■ GOAL
Repeat the listing in full. Nothing may be added or left out.
════════════════
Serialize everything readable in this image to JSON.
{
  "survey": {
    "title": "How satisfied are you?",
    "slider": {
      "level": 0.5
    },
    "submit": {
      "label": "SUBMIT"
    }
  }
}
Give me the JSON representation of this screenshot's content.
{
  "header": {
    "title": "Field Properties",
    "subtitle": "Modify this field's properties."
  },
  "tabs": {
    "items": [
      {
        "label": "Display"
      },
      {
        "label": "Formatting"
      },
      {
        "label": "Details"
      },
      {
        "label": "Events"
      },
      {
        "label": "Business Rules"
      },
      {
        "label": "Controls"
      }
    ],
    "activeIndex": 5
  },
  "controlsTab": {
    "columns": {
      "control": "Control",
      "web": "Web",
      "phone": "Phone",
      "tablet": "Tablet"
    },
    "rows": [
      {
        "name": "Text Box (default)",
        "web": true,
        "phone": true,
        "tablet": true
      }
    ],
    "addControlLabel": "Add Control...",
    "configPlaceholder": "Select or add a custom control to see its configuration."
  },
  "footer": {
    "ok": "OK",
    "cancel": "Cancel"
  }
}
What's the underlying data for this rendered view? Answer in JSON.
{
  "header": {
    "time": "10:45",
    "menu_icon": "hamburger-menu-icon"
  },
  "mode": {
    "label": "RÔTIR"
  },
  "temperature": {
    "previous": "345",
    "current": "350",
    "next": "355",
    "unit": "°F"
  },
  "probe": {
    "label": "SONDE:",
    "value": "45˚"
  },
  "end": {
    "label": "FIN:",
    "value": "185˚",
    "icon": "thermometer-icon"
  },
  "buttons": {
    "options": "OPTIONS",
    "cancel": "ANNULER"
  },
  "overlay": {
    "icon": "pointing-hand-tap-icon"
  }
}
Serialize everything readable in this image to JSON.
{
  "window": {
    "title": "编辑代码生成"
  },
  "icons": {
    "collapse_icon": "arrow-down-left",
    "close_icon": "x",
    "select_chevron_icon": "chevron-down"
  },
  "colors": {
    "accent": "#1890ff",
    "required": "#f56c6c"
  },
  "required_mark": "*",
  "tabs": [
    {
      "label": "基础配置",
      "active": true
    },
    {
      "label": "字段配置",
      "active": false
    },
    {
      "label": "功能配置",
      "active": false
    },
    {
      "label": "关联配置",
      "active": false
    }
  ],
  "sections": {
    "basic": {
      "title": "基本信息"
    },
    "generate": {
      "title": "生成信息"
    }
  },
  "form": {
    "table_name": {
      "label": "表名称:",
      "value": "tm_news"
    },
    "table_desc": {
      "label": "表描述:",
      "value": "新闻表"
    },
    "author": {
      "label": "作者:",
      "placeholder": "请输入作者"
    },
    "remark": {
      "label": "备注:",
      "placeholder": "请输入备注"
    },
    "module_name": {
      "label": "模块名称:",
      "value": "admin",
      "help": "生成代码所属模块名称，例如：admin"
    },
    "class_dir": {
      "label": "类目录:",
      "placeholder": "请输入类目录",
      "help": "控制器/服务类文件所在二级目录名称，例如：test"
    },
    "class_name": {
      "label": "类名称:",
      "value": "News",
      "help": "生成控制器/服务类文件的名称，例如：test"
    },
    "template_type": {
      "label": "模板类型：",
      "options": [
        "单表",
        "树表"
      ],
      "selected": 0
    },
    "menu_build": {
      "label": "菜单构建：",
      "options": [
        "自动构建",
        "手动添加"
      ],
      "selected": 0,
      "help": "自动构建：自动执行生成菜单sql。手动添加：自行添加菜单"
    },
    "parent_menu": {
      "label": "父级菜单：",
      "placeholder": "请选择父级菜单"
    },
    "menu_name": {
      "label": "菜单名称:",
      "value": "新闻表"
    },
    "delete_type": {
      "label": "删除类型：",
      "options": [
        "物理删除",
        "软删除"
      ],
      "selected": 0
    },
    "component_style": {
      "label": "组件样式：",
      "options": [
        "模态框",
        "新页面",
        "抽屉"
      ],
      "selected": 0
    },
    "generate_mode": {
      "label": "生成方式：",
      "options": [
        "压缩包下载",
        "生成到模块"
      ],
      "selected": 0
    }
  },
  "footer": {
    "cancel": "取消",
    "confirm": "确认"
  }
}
════════════════
■ EXERCISE RESULT
Serialize everything readable in this image to JSON.
{
  "survey": {
    "title": "How satisfied are you?",
    "slider": {
      "level": 0.5
    },
    "submit": {
      "label": "SUBMIT"
    }
  }
}
Give me the JSON representation of this screenshot's content.
{
  "header": {
    "title": "Field Properties",
    "subtitle": "Modify this field's properties."
  },
  "tabs": {
    "items": [
      {
        "label": "Display"
      },
      {
        "label": "Formatting"
      },
      {
        "label": "Details"
      },
      {
        "label": "Events"
      },
      {
        "label": "Business Rules"
      },
      {
        "label": "Controls"
      }
    ],
    "activeIndex": 5
  },
  "controlsTab": {
    "columns": {
      "control": "Control",
      "web": "Web",
      "phone": "Phone",
      "tablet": "Tablet"
    },
    "rows": [
      {
        "name": "Text Box (default)",
        "web": true,
        "phone": true,
        "tablet": true
      }
    ],
    "addControlLabel": "Add Control...",
    "configPlaceholder": "Select or add a custom control to see its configuration."
  },
  "footer": {
    "ok": "OK",
    "cancel": "Cancel"
  }
}
What's the underlying data for this rendered view? Answer in JSON.
{
  "header": {
    "time": "10:45",
    "menu_icon": "hamburger-menu-icon"
  },
  "mode": {
    "label": "RÔTIR"
  },
  "temperature": {
    "previous": "345",
    "current": "350",
    "next": "355",
    "unit": "°F"
  },
  "probe": {
    "label": "SONDE:",
    "value": "45˚"
  },
  "end": {
    "label": "FIN:",
    "value": "185˚",
    "icon": "thermometer-icon"
  },
  "buttons": {
    "options": "OPTIONS",
    "cancel": "ANNULER"
  },
  "overlay": {
    "icon": "pointing-hand-tap-icon"
  }
}
Serialize everything readable in this image to JSON.
{
  "window": {
    "title": "编辑代码生成"
  },
  "icons": {
    "collapse_icon": "arrow-down-left",
    "close_icon": "x",
    "select_chevron_icon": "chevron-down"
  },
  "colors": {
    "accent": "#1890ff",
    "required": "#f56c6c"
  },
  "required_mark": "*",
  "tabs": [
    {
      "label": "基础配置",
      "active": true
    },
    {
      "label": "字段配置",
      "active": false
    },
    {
      "label": "功能配置",
      "active": false
    },
    {
      "label": "关联配置",
      "active": false
    }
  ],
  "sections": {
    "basic": {
      "title": "基本信息"
    },
    "generate": {
      "title": "生成信息"
    }
  },
  "form": {
    "table_name": {
      "label": "表名称:",
      "value": "tm_news"
    },
    "table_desc": {
      "label": "表描述:",
      "value": "新闻表"
    },
    "author": {
      "label": "作者:",
      "placeholder": "请输入作者"
    },
    "remark": {
      "label": "备注:",
      "placeholder": "请输入备注"
    },
    "module_name": {
      "label": "模块名称:",
      "value": "admin",
      "help": "生成代码所属模块名称，例如：admin"
    },
    "class_dir": {
      "label": "类目录:",
      "placeholder": "请输入类目录",
      "help": "控制器/服务类文件所在二级目录名称，例如：test"
    },
    "class_name": {
      "label": "类名称:",
      "value": "News",
      "help": "生成控制器/服务类文件的名称，例如：test"
    },
    "template_type": {
      "label": "模板类型：",
      "options": [
        "单表",
        "树表"
      ],
      "selected": 0
    },
    "menu_build": {
      "label": "菜单构建：",
      "options": [
        "自动构建",
        "手动添加"
      ],
      "selected": 0,
      "help": "自动构建：自动执行生成菜单sql。手动添加：自行添加菜单"
    },
    "parent_menu": {
      "label": "父级菜单：",
      "placeholder": "请选择父级菜单"
    },
    "menu_name": {
      "label": "菜单名称:",
      "value": "新闻表"
    },
    "delete_type": {
      "label": "删除类型：",
      "options": [
        "物理删除",
        "软删除"
      ],
      "selected": 0
    },
    "component_style": {
      "label": "组件样式：",
      "options": [
        "模态框",
        "新页面",
        "抽屉"
      ],
      "selected": 0
    },
    "generate_mode": {
      "label": "生成方式：",
      "options": [
        "压缩包下载",
        "生成到模块"
      ],
      "selected": 0
    }
  },
  "footer": {
    "cancel": "取消",
    "confirm": "确认"
  }
}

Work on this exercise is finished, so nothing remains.